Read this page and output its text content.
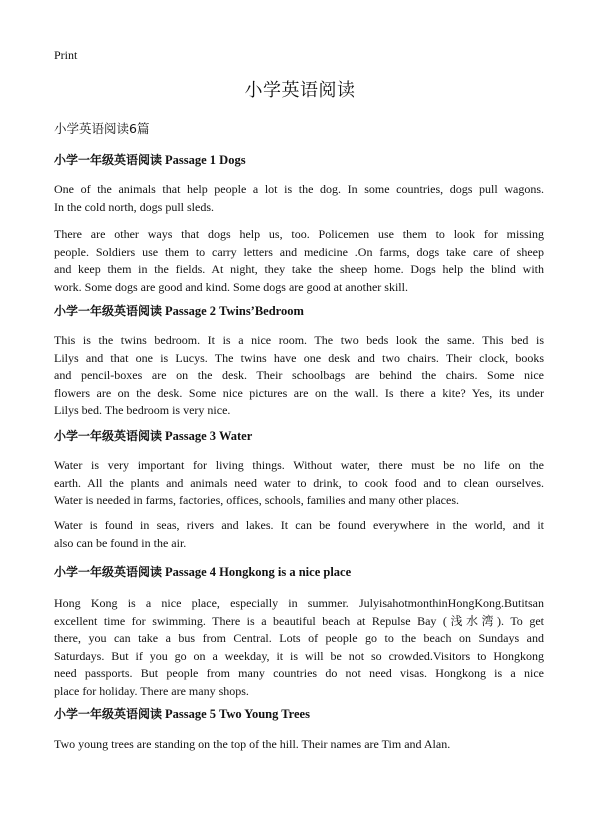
Print
小学英语阅读
小学英语阅读6篇
小学一年级英语阅读 Passage 1 Dogs
One of the animals that help people a lot is the dog. In some countries, dogs pull wagons.
In the cold north, dogs pull sleds.
There are other ways that dogs help us, too. Policemen use them to look for missing
people. Soldiers use them to carry letters and medicine .On farms, dogs take care of sheep
and keep them in the fields. At night, they take the sheep home. Dogs help the blind with
work. Some dogs are good and kind. Some dogs are good at another skill.
小学一年级英语阅读 Passage 2 Twins’Bedroom
This is the twins bedroom. It is a nice room. The two beds look the same. This bed is
Lilys and that one is Lucys. The twins have one desk and two chairs. Their clock, books
and pencil-boxes are on the desk. Their schoolbags are behind the chairs. Some nice
flowers are on the desk. Some nice pictures are on the wall. Is there a kite? Yes, its under
Lilys bed. The bedroom is very nice.
小学一年级英语阅读 Passage 3 Water
Water is very important for living things. Without water, there must be no life on the
earth. All the plants and animals need water to drink, to cook food and to clean ourselves.
Water is needed in farms, factories, offices, schools, families and many other places.
Water is found in seas, rivers and lakes. It can be found everywhere in the world, and it
also can be found in the air.
小学一年级英语阅读 Passage 4 Hongkong is a nice place
Hong Kong is a nice place, especially in summer. JulyisahotmonthinHongKong.Butitsan
excellent time for swimming. There is a beautiful beach at Repulse Bay (浅水湾). To get
there, you can take a bus from Central. Lots of people go to the beach on Sundays and
Saturdays. But if you go on a weekday, it is will be not so crowded.Visitors to Hongkong
need passports. But people from many countries do not need visas. Hongkong is a nice
place for holiday. There are many shops.
小学一年级英语阅读 Passage 5 Two Young Trees
Two young trees are standing on the top of the hill. Their names are Tim and Alan.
^^^^^^^^^^^^^^^^
### Task objective
Pick out each line above that includes "take" and show it.

### In response
people. Soldiers use them to carry letters and medicine .On farms, dogs take care of sheep
and keep them in the fields. At night, they take the sheep home. Dogs help the blind with
there, you can take a bus from Central. Lots of people go to the beach on Sundays and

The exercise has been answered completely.